[Data items]
— BEGIN —

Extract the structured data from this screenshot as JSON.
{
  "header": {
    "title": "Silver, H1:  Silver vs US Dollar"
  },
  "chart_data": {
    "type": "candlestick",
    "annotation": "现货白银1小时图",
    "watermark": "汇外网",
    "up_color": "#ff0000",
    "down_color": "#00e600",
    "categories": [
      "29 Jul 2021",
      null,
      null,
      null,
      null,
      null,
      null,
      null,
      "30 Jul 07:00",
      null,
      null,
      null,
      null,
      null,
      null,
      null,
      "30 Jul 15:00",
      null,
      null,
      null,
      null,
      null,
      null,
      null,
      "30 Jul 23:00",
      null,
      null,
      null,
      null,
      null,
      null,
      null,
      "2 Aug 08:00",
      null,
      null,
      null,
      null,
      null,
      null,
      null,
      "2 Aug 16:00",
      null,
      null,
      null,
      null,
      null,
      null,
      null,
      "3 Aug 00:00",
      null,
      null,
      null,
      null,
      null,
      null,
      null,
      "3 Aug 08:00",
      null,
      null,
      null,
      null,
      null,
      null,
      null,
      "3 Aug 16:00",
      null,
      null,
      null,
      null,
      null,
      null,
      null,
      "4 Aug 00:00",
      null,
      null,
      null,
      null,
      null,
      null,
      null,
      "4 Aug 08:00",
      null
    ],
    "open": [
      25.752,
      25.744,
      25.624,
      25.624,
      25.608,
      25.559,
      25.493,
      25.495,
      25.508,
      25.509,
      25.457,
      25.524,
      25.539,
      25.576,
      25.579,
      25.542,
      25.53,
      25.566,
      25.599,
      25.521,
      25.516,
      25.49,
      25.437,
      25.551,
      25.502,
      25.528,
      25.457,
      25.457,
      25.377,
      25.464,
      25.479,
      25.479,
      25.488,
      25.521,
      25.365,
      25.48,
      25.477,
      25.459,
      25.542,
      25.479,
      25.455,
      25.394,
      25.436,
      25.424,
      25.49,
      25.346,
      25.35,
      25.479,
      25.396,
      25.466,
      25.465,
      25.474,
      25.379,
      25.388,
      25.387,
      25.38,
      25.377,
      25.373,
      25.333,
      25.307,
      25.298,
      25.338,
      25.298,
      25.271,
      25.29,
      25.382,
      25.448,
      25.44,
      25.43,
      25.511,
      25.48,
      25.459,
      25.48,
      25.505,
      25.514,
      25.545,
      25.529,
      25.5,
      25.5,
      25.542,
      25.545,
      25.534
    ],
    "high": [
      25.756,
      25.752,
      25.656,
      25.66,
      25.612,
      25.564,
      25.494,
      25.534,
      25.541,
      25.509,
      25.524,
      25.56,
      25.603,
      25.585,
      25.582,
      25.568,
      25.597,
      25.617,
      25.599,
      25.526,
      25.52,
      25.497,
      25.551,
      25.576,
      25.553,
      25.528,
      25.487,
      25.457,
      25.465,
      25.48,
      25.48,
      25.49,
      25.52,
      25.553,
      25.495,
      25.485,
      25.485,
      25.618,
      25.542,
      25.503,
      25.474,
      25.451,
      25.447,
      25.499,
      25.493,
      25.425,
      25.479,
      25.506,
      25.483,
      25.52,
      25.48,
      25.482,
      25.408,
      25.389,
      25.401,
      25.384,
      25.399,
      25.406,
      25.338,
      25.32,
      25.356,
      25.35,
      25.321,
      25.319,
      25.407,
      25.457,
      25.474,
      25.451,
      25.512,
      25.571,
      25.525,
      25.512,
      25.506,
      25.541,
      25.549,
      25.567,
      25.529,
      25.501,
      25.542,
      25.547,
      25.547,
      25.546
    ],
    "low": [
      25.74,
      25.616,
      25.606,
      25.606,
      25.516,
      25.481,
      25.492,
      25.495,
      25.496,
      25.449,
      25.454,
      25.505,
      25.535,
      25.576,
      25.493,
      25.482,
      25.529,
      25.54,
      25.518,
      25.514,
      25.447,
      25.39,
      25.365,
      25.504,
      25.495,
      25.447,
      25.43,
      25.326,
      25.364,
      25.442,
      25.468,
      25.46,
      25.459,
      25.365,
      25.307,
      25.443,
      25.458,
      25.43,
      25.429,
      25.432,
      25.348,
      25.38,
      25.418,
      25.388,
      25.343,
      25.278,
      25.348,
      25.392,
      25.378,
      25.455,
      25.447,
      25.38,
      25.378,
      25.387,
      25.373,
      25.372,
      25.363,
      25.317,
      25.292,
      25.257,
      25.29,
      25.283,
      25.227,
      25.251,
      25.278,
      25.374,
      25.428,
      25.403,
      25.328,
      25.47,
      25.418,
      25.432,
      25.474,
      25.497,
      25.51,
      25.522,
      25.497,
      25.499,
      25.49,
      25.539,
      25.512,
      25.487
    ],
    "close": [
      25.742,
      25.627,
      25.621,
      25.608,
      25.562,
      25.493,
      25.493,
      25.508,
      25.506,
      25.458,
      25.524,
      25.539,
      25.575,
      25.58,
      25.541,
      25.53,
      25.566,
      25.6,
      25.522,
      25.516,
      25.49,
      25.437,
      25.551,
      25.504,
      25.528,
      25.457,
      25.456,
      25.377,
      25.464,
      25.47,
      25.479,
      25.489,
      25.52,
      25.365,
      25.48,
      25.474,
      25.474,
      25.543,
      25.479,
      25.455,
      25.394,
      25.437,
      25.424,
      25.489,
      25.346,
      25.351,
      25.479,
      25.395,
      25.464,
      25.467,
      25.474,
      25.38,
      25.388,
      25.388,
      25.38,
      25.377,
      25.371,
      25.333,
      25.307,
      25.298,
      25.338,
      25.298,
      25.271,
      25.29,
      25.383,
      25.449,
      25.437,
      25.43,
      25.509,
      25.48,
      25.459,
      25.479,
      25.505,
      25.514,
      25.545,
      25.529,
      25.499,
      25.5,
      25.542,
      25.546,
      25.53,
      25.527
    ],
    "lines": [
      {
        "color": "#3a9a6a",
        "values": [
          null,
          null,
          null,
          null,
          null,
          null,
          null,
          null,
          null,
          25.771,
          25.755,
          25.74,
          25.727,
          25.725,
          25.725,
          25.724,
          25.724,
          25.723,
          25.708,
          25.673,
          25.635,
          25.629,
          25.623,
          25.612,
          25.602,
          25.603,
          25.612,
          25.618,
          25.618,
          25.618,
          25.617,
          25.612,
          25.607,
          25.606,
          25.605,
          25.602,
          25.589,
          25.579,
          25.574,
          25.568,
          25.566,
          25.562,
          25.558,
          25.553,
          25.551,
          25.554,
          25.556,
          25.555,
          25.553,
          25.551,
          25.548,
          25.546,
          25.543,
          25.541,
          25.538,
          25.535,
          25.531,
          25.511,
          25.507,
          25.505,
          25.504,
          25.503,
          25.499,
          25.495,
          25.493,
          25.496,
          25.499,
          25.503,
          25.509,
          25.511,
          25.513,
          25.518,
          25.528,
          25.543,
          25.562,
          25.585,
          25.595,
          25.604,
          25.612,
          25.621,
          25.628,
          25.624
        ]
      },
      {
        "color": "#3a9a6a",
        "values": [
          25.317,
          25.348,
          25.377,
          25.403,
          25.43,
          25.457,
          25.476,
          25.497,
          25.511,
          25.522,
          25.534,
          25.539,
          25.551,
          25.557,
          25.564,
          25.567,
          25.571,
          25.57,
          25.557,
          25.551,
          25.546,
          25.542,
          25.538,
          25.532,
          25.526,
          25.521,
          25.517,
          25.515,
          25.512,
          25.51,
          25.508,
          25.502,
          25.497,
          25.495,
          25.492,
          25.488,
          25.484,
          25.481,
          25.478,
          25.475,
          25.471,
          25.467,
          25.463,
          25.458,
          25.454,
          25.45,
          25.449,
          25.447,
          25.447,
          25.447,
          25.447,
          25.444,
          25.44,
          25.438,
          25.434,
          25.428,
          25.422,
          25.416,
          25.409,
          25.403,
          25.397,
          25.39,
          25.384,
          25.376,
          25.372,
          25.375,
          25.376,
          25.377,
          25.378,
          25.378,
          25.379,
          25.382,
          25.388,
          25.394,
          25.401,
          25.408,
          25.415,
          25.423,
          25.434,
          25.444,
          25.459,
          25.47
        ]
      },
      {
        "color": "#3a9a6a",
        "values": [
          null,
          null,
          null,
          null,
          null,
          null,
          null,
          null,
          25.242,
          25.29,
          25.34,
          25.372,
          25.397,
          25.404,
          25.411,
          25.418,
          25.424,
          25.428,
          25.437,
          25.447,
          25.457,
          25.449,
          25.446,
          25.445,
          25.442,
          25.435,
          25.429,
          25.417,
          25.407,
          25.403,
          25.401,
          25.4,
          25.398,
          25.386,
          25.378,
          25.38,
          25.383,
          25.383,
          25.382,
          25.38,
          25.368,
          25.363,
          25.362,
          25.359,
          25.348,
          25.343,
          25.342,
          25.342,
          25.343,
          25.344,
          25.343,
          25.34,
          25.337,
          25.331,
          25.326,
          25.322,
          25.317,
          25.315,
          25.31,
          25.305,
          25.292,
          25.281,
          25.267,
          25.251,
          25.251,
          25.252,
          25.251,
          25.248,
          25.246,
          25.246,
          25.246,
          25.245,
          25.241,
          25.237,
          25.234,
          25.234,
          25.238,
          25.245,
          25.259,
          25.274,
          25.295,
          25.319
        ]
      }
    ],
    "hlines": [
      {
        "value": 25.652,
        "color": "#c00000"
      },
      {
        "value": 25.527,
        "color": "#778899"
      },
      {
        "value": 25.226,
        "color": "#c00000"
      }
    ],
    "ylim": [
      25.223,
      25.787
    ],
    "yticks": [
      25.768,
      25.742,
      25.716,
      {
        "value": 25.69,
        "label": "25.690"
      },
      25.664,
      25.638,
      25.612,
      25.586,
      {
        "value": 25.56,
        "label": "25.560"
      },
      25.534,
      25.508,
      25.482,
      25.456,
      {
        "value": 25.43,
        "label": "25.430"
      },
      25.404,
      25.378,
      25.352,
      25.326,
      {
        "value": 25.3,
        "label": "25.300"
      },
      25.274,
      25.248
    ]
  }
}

— END —

**Set exercise:** Using the material above, report each line where "label" occurs.

**Final result:**
        "label": "25.690"
        "label": "25.560"
        "label": "25.430"
        "label": "25.300"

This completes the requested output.